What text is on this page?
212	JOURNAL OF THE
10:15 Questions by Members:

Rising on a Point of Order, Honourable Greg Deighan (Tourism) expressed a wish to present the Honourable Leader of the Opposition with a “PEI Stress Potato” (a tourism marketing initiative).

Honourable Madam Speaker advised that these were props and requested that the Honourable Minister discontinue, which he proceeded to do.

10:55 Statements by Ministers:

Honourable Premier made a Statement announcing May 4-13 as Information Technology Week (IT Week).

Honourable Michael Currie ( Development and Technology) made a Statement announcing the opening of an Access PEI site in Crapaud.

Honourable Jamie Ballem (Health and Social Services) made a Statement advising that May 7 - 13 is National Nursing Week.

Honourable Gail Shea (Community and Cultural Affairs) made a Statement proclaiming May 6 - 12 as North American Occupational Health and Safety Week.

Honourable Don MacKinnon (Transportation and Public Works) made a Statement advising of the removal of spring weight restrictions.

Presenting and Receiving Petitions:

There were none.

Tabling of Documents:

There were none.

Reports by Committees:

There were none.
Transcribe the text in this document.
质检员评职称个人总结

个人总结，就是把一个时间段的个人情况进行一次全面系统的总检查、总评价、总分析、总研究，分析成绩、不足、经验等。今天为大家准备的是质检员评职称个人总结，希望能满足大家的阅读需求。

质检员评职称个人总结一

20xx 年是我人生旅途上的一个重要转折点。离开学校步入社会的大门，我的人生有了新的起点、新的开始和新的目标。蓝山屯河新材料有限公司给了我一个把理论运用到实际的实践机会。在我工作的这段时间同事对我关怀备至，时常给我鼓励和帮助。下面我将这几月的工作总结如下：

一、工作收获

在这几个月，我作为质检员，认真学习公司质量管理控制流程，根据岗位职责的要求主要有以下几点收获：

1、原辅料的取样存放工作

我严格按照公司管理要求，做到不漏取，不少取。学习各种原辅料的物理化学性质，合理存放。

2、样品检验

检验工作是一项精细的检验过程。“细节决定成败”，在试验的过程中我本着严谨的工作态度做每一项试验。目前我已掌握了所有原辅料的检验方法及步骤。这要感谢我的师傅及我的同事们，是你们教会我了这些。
────────────────────────────────────────
- **To be done**: Copy every line that contains the string "announcing".

- **Result for this task**:
Honourable Premier made a Statement announcing May 4-13 as Information Technology Week (IT Week).
Honourable Michael Currie ( Development and Technology) made a Statement announcing the opening of an Access PEI site in Crapaud.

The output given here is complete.